Extracted records:
• • • • •

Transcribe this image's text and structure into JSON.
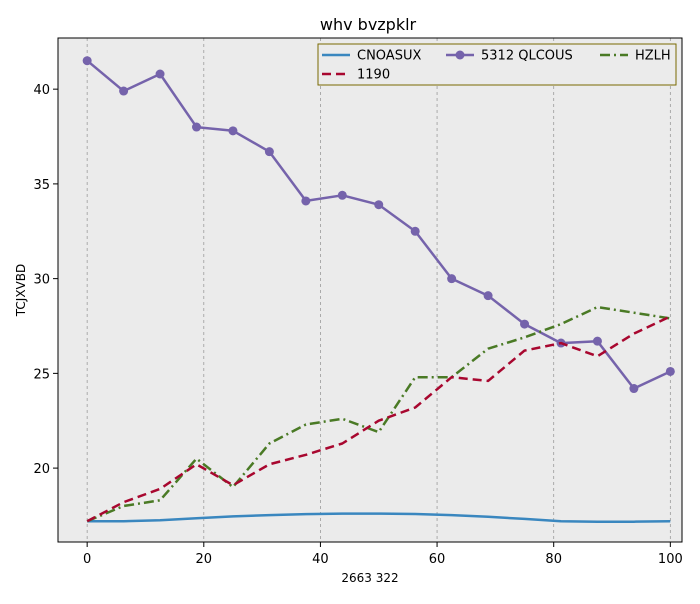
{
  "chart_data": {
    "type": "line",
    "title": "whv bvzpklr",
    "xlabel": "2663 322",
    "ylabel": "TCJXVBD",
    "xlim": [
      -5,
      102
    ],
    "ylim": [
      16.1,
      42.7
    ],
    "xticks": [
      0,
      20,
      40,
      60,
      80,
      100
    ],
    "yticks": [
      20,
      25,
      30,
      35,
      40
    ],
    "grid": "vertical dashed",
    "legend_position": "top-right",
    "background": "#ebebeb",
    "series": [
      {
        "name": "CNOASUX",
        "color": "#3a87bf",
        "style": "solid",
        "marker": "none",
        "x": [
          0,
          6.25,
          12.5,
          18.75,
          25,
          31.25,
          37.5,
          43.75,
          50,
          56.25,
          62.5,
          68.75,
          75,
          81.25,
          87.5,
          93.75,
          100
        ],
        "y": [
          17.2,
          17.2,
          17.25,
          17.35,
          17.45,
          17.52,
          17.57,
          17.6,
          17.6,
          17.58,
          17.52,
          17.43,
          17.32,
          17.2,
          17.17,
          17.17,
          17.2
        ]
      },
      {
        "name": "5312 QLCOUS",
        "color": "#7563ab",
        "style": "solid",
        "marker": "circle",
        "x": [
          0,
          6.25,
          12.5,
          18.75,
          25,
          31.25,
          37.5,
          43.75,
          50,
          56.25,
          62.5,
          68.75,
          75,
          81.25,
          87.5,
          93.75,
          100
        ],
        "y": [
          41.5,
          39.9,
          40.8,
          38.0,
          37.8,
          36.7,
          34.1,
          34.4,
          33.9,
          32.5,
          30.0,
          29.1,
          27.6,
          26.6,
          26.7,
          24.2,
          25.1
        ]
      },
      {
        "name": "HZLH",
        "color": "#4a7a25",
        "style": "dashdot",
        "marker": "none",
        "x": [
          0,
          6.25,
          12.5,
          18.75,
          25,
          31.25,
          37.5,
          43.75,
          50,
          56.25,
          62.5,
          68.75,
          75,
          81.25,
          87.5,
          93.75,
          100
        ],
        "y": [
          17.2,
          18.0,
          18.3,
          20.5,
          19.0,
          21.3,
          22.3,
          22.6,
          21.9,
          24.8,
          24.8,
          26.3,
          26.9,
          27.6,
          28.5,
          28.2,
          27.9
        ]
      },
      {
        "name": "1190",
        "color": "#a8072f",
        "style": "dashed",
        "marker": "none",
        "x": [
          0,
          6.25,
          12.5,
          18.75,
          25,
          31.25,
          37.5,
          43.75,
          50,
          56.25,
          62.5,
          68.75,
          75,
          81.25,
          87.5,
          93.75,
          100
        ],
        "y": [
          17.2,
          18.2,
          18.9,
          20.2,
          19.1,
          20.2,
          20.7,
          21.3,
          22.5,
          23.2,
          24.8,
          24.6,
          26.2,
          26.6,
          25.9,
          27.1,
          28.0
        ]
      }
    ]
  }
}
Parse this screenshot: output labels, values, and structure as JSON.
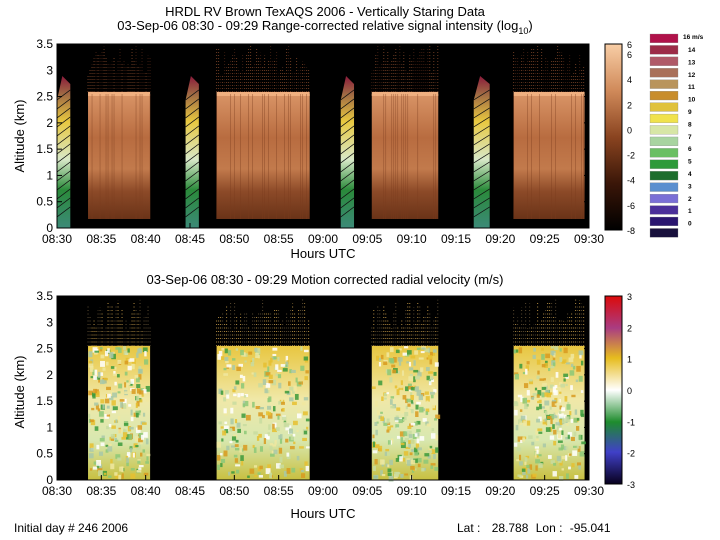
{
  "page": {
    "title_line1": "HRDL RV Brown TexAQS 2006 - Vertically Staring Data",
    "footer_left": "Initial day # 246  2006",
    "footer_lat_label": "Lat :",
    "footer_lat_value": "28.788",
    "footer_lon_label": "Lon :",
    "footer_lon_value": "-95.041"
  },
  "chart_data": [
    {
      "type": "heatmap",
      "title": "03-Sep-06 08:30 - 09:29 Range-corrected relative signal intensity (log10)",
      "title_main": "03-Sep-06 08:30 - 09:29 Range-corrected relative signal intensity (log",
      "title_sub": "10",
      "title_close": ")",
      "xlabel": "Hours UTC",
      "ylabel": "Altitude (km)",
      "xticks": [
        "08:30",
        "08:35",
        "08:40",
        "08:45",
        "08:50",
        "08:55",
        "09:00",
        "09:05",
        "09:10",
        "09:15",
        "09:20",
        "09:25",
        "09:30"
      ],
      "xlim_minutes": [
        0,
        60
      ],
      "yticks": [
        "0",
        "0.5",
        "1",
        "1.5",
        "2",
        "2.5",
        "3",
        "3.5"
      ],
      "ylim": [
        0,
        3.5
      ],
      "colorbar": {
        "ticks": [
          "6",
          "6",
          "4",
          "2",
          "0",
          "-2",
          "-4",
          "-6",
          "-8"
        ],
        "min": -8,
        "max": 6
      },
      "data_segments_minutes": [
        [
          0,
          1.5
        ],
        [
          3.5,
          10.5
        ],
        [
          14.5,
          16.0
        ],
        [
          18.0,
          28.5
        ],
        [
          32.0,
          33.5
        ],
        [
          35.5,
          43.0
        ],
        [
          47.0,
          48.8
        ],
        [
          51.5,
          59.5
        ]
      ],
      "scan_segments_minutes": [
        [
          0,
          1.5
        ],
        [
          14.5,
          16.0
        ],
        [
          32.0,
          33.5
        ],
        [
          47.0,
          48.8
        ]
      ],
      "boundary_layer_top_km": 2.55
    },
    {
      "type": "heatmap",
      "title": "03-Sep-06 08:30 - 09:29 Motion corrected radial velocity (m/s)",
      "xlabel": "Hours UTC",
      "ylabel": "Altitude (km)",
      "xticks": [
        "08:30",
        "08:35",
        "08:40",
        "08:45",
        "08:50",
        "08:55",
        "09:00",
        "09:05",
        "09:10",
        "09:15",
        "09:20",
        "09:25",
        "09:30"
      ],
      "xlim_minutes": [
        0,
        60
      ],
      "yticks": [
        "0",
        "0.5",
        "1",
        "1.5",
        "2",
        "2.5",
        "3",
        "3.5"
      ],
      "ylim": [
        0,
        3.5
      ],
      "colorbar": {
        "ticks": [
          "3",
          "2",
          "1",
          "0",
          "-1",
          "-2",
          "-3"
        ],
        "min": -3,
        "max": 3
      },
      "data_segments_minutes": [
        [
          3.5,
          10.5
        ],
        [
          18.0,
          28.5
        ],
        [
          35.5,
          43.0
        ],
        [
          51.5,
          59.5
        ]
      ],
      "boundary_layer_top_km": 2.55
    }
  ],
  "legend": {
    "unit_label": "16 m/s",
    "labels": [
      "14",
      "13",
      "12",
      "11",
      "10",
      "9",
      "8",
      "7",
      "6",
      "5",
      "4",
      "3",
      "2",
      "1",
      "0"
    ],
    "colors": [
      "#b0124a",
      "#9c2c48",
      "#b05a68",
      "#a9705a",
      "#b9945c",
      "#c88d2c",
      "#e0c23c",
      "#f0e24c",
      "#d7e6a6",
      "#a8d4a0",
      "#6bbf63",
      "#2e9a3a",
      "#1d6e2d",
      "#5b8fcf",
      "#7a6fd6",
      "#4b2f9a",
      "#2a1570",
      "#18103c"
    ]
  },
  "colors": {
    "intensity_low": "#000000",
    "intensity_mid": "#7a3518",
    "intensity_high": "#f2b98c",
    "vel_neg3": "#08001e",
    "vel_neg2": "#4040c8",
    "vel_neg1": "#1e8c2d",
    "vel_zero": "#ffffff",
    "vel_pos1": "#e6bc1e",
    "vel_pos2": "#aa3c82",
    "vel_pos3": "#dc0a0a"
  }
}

• • • • •

TASK PROMPT:
Extract the entries in full, exactly as they are, minus the pictures.

EXERCISE RESPONSE:
Transcribe this image's text and structure into JSON.
{
  "chart_data": {
    "type": "line",
    "title": "whv bvzpklr",
    "xlabel": "2663 322",
    "ylabel": "TCJXVBD",
    "xlim": [
      -5,
      102
    ],
    "ylim": [
      16.1,
      42.7
    ],
    "xticks": [
      0,
      20,
      40,
      60,
      80,
      100
    ],
    "yticks": [
      20,
      25,
      30,
      35,
      40
    ],
    "grid": "vertical dashed",
    "legend_position": "top-right",
    "background": "#ebebeb",
    "series": [
      {
        "name": "CNOASUX",
        "color": "#3a87bf",
        "style": "solid",
        "marker": "none",
        "x": [
          0,
          6.25,
          12.5,
          18.75,
          25,
          31.25,
          37.5,
          43.75,
          50,
          56.25,
          62.5,
          68.75,
          75,
          81.25,
          87.5,
          93.75,
          100
        ],
        "y": [
          17.2,
          17.2,
          17.25,
          17.35,
          17.45,
          17.52,
          17.57,
          17.6,
          17.6,
          17.58,
          17.52,
          17.43,
          17.32,
          17.2,
          17.17,
          17.17,
          17.2
        ]
      },
      {
        "name": "5312 QLCOUS",
        "color": "#7563ab",
        "style": "solid",
        "marker": "circle",
        "x": [
          0,
          6.25,
          12.5,
          18.75,
          25,
          31.25,
          37.5,
          43.75,
          50,
          56.25,
          62.5,
          68.75,
          75,
          81.25,
          87.5,
          93.75,
          100
        ],
        "y": [
          41.5,
          39.9,
          40.8,
          38.0,
          37.8,
          36.7,
          34.1,
          34.4,
          33.9,
          32.5,
          30.0,
          29.1,
          27.6,
          26.6,
          26.7,
          24.2,
          25.1
        ]
      },
      {
        "name": "HZLH",
        "color": "#4a7a25",
        "style": "dashdot",
        "marker": "none",
        "x": [
          0,
          6.25,
          12.5,
          18.75,
          25,
          31.25,
          37.5,
          43.75,
          50,
          56.25,
          62.5,
          68.75,
          75,
          81.25,
          87.5,
          93.75,
          100
        ],
        "y": [
          17.2,
          18.0,
          18.3,
          20.5,
          19.0,
          21.3,
          22.3,
          22.6,
          21.9,
          24.8,
          24.8,
          26.3,
          26.9,
          27.6,
          28.5,
          28.2,
          27.9
        ]
      },
      {
        "name": "1190",
        "color": "#a8072f",
        "style": "dashed",
        "marker": "none",
        "x": [
          0,
          6.25,
          12.5,
          18.75,
          25,
          31.25,
          37.5,
          43.75,
          50,
          56.25,
          62.5,
          68.75,
          75,
          81.25,
          87.5,
          93.75,
          100
        ],
        "y": [
          17.2,
          18.2,
          18.9,
          20.2,
          19.1,
          20.2,
          20.7,
          21.3,
          22.5,
          23.2,
          24.8,
          24.6,
          26.2,
          26.6,
          25.9,
          27.1,
          28.0
        ]
      }
    ]
  }
}
Parse this screenshot: output labels, values, and structure as JSON.
{
  "page": {
    "title_line1": "HRDL RV Brown TexAQS 2006 - Vertically Staring Data",
    "footer_left": "Initial day # 246  2006",
    "footer_lat_label": "Lat :",
    "footer_lat_value": "28.788",
    "footer_lon_label": "Lon :",
    "footer_lon_value": "-95.041"
  },
  "chart_data": [
    {
      "type": "heatmap",
      "title": "03-Sep-06 08:30 - 09:29 Range-corrected relative signal intensity (log10)",
      "title_main": "03-Sep-06 08:30 - 09:29 Range-corrected relative signal intensity (log",
      "title_sub": "10",
      "title_close": ")",
      "xlabel": "Hours UTC",
      "ylabel": "Altitude (km)",
      "xticks": [
        "08:30",
        "08:35",
        "08:40",
        "08:45",
        "08:50",
        "08:55",
        "09:00",
        "09:05",
        "09:10",
        "09:15",
        "09:20",
        "09:25",
        "09:30"
      ],
      "xlim_minutes": [
        0,
        60
      ],
      "yticks": [
        "0",
        "0.5",
        "1",
        "1.5",
        "2",
        "2.5",
        "3",
        "3.5"
      ],
      "ylim": [
        0,
        3.5
      ],
      "colorbar": {
        "ticks": [
          "6",
          "6",
          "4",
          "2",
          "0",
          "-2",
          "-4",
          "-6",
          "-8"
        ],
        "min": -8,
        "max": 6
      },
      "data_segments_minutes": [
        [
          0,
          1.5
        ],
        [
          3.5,
          10.5
        ],
        [
          14.5,
          16.0
        ],
        [
          18.0,
          28.5
        ],
        [
          32.0,
          33.5
        ],
        [
          35.5,
          43.0
        ],
        [
          47.0,
          48.8
        ],
        [
          51.5,
          59.5
        ]
      ],
      "scan_segments_minutes": [
        [
          0,
          1.5
        ],
        [
          14.5,
          16.0
        ],
        [
          32.0,
          33.5
        ],
        [
          47.0,
          48.8
        ]
      ],
      "boundary_layer_top_km": 2.55
    },
    {
      "type": "heatmap",
      "title": "03-Sep-06 08:30 - 09:29 Motion corrected radial velocity (m/s)",
      "xlabel": "Hours UTC",
      "ylabel": "Altitude (km)",
      "xticks": [
        "08:30",
        "08:35",
        "08:40",
        "08:45",
        "08:50",
        "08:55",
        "09:00",
        "09:05",
        "09:10",
        "09:15",
        "09:20",
        "09:25",
        "09:30"
      ],
      "xlim_minutes": [
        0,
        60
      ],
      "yticks": [
        "0",
        "0.5",
        "1",
        "1.5",
        "2",
        "2.5",
        "3",
        "3.5"
      ],
      "ylim": [
        0,
        3.5
      ],
      "colorbar": {
        "ticks": [
          "3",
          "2",
          "1",
          "0",
          "-1",
          "-2",
          "-3"
        ],
        "min": -3,
        "max": 3
      },
      "data_segments_minutes": [
        [
          3.5,
          10.5
        ],
        [
          18.0,
          28.5
        ],
        [
          35.5,
          43.0
        ],
        [
          51.5,
          59.5
        ]
      ],
      "boundary_layer_top_km": 2.55
    }
  ],
  "legend": {
    "unit_label": "16 m/s",
    "labels": [
      "14",
      "13",
      "12",
      "11",
      "10",
      "9",
      "8",
      "7",
      "6",
      "5",
      "4",
      "3",
      "2",
      "1",
      "0"
    ],
    "colors": [
      "#b0124a",
      "#9c2c48",
      "#b05a68",
      "#a9705a",
      "#b9945c",
      "#c88d2c",
      "#e0c23c",
      "#f0e24c",
      "#d7e6a6",
      "#a8d4a0",
      "#6bbf63",
      "#2e9a3a",
      "#1d6e2d",
      "#5b8fcf",
      "#7a6fd6",
      "#4b2f9a",
      "#2a1570",
      "#18103c"
    ]
  },
  "colors": {
    "intensity_low": "#000000",
    "intensity_mid": "#7a3518",
    "intensity_high": "#f2b98c",
    "vel_neg3": "#08001e",
    "vel_neg2": "#4040c8",
    "vel_neg1": "#1e8c2d",
    "vel_zero": "#ffffff",
    "vel_pos1": "#e6bc1e",
    "vel_pos2": "#aa3c82",
    "vel_pos3": "#dc0a0a"
  }
}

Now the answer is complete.